**GIVEN PROBLEM:**
Collect all lines from the listing that include the string "Launch".
--- start DATASET ---
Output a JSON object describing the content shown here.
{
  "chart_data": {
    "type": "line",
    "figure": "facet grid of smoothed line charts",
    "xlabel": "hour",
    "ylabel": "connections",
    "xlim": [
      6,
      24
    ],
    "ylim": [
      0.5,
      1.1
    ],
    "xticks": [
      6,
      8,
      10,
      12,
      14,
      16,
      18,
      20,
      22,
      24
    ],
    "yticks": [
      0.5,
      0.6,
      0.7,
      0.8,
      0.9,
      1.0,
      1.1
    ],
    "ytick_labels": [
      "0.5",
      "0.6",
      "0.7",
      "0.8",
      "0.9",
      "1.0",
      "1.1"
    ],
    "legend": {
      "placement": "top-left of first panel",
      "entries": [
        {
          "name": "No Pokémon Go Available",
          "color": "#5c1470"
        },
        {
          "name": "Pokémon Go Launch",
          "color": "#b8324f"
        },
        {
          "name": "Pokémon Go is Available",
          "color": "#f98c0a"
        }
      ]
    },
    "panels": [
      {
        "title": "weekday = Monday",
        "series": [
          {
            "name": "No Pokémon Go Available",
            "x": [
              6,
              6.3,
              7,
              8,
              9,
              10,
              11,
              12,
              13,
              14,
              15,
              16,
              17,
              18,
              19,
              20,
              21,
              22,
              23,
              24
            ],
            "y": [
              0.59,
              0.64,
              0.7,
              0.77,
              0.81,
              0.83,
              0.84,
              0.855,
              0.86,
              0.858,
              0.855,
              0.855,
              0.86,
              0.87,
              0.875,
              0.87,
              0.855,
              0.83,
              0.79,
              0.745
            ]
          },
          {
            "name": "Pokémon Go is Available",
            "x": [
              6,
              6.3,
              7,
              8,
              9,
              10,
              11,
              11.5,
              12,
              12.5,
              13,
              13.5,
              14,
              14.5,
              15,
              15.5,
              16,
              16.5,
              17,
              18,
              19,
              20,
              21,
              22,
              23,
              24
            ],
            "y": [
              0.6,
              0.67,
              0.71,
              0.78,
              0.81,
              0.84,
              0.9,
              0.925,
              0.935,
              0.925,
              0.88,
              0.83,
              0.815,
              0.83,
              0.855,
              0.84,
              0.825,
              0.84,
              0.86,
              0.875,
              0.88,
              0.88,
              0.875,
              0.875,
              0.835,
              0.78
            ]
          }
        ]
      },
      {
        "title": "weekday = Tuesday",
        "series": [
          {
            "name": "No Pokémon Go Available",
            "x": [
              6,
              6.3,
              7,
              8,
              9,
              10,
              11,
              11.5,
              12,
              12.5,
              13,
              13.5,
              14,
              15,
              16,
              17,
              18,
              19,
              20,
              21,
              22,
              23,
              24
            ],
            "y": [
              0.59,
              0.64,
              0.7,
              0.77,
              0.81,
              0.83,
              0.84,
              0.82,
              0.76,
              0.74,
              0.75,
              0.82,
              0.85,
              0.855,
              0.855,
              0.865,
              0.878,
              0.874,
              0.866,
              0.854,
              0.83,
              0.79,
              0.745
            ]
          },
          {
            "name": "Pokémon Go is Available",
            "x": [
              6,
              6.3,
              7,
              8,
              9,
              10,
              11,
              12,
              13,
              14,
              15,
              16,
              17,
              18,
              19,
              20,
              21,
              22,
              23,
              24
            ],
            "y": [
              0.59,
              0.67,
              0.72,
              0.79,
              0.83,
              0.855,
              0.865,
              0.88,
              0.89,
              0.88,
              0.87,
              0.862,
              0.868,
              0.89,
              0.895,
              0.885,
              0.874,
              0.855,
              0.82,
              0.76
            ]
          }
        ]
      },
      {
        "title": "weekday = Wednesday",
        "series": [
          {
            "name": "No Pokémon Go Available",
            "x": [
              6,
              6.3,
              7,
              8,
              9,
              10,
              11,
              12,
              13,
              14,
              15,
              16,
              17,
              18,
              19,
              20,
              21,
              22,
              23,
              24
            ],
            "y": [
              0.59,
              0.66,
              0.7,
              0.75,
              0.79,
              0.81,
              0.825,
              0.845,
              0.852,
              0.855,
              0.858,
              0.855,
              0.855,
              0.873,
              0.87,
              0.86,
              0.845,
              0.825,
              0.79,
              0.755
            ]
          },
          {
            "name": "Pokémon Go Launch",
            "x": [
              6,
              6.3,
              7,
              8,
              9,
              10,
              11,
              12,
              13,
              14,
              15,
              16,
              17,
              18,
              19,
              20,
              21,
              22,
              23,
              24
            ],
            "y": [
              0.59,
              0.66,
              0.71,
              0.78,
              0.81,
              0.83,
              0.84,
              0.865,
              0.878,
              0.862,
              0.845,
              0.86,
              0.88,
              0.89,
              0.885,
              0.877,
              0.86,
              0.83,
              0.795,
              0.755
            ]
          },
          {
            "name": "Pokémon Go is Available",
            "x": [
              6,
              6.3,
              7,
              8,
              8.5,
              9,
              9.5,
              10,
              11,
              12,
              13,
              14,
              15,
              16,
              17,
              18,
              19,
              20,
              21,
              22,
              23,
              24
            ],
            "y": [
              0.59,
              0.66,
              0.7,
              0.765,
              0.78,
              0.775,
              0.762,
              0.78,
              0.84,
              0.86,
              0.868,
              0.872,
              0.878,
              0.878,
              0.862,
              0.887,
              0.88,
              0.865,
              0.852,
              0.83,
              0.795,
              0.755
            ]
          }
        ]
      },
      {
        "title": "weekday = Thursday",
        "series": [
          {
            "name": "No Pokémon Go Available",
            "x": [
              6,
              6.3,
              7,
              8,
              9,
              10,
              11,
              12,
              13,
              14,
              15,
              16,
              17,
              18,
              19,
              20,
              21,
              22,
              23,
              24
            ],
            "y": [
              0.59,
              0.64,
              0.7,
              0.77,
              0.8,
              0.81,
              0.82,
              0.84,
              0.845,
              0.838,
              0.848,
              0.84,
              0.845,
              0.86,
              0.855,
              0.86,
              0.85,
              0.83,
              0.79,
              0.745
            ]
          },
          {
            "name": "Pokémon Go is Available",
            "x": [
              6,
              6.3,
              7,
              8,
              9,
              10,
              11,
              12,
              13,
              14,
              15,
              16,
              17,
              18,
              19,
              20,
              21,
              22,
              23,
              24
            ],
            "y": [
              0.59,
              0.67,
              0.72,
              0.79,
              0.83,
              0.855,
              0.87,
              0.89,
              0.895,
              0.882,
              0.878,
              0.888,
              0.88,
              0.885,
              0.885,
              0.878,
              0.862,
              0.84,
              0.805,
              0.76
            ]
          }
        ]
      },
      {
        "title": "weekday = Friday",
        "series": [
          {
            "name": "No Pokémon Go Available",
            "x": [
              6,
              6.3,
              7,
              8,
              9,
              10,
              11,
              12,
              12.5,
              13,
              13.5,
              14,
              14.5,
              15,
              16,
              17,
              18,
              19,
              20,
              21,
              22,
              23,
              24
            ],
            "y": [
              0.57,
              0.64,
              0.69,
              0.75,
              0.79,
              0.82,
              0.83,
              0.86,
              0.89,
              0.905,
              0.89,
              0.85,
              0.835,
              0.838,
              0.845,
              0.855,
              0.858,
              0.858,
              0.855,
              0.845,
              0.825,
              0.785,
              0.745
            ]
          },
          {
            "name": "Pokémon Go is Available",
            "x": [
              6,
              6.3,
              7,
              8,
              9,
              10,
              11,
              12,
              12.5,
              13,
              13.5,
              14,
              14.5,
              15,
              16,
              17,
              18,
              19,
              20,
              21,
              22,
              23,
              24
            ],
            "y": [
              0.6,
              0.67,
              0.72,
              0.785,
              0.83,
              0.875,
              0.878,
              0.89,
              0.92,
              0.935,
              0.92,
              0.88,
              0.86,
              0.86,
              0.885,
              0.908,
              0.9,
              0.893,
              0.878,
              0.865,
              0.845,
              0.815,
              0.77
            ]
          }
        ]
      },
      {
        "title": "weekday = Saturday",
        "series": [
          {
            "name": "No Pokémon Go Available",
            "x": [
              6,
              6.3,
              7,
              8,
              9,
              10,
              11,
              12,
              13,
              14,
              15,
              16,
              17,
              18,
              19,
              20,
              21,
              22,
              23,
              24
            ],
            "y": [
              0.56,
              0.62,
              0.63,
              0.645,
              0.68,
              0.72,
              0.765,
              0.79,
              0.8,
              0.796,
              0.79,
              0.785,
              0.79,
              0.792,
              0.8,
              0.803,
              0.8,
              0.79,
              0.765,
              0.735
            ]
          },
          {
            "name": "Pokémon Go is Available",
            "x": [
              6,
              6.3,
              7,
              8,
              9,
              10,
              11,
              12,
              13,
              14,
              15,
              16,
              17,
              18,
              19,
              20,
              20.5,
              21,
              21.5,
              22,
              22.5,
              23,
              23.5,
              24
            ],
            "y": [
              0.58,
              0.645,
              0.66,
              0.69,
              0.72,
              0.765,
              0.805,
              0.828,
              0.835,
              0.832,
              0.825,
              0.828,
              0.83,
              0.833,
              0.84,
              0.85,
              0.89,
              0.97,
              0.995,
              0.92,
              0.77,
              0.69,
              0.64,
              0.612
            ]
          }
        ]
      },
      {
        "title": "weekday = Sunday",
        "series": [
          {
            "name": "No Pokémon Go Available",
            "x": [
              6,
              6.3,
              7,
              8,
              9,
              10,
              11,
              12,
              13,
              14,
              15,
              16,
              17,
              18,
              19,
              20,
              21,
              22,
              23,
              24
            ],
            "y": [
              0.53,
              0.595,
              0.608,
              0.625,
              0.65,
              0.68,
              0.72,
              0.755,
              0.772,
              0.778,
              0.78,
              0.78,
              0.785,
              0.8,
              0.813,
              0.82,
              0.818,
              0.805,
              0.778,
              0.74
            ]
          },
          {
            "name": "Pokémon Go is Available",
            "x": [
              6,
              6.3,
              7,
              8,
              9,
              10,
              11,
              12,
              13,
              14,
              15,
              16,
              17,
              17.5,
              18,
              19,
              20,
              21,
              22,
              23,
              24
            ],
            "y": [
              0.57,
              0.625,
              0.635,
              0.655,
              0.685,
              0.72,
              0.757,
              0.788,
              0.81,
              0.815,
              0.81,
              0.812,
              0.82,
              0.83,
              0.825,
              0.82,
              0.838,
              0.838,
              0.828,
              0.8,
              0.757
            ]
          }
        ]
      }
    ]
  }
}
--- end DATASET ---
**RESULT FOR THIS EXERCISE:**
          "name": "Pokémon Go Launch",
            "name": "Pokémon Go Launch",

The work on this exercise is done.